- [What the task requires]
Write out the records below once more, exactly as they stand.

Figure contents as structured data:
%%

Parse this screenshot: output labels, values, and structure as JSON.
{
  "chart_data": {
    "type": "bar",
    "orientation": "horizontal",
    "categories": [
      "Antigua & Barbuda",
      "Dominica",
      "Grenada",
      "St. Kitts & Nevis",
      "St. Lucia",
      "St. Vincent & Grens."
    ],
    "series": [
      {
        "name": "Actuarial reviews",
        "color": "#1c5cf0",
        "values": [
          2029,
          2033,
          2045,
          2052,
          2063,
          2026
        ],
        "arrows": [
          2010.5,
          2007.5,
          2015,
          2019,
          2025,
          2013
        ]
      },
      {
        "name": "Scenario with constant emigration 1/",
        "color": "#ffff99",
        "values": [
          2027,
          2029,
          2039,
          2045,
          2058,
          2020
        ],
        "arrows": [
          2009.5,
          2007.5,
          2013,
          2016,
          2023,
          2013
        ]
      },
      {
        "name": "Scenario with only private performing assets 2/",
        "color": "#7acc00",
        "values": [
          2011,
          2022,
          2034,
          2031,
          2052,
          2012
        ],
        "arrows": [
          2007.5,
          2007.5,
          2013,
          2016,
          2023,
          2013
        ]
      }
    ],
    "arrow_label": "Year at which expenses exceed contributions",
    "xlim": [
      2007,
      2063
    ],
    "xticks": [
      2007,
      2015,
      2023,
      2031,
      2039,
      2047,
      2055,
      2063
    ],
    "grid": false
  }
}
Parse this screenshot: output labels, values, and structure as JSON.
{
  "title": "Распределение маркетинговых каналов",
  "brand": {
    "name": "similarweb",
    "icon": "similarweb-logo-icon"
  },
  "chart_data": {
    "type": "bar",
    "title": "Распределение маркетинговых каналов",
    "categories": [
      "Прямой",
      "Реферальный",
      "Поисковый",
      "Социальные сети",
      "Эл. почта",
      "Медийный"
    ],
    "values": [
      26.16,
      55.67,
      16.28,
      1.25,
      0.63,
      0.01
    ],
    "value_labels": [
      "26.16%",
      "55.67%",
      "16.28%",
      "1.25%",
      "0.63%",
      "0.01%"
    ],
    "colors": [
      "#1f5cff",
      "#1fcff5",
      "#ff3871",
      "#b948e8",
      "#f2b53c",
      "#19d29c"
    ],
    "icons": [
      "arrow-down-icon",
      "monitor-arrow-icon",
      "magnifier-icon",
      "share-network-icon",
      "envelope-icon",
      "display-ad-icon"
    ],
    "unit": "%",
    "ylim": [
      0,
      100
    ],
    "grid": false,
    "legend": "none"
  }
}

%%

- [Complete response]
Parse this screenshot: output labels, values, and structure as JSON.
{
  "chart_data": {
    "type": "bar",
    "orientation": "horizontal",
    "categories": [
      "Antigua & Barbuda",
      "Dominica",
      "Grenada",
      "St. Kitts & Nevis",
      "St. Lucia",
      "St. Vincent & Grens."
    ],
    "series": [
      {
        "name": "Actuarial reviews",
        "color": "#1c5cf0",
        "values": [
          2029,
          2033,
          2045,
          2052,
          2063,
          2026
        ],
        "arrows": [
          2010.5,
          2007.5,
          2015,
          2019,
          2025,
          2013
        ]
      },
      {
        "name": "Scenario with constant emigration 1/",
        "color": "#ffff99",
        "values": [
          2027,
          2029,
          2039,
          2045,
          2058,
          2020
        ],
        "arrows": [
          2009.5,
          2007.5,
          2013,
          2016,
          2023,
          2013
        ]
      },
      {
        "name": "Scenario with only private performing assets 2/",
        "color": "#7acc00",
        "values": [
          2011,
          2022,
          2034,
          2031,
          2052,
          2012
        ],
        "arrows": [
          2007.5,
          2007.5,
          2013,
          2016,
          2023,
          2013
        ]
      }
    ],
    "arrow_label": "Year at which expenses exceed contributions",
    "xlim": [
      2007,
      2063
    ],
    "xticks": [
      2007,
      2015,
      2023,
      2031,
      2039,
      2047,
      2055,
      2063
    ],
    "grid": false
  }
}
Parse this screenshot: output labels, values, and structure as JSON.
{
  "title": "Распределение маркетинговых каналов",
  "brand": {
    "name": "similarweb",
    "icon": "similarweb-logo-icon"
  },
  "chart_data": {
    "type": "bar",
    "title": "Распределение маркетинговых каналов",
    "categories": [
      "Прямой",
      "Реферальный",
      "Поисковый",
      "Социальные сети",
      "Эл. почта",
      "Медийный"
    ],
    "values": [
      26.16,
      55.67,
      16.28,
      1.25,
      0.63,
      0.01
    ],
    "value_labels": [
      "26.16%",
      "55.67%",
      "16.28%",
      "1.25%",
      "0.63%",
      "0.01%"
    ],
    "colors": [
      "#1f5cff",
      "#1fcff5",
      "#ff3871",
      "#b948e8",
      "#f2b53c",
      "#19d29c"
    ],
    "icons": [
      "arrow-down-icon",
      "monitor-arrow-icon",
      "magnifier-icon",
      "share-network-icon",
      "envelope-icon",
      "display-ad-icon"
    ],
    "unit": "%",
    "ylim": [
      0,
      100
    ],
    "grid": false,
    "legend": "none"
  }
}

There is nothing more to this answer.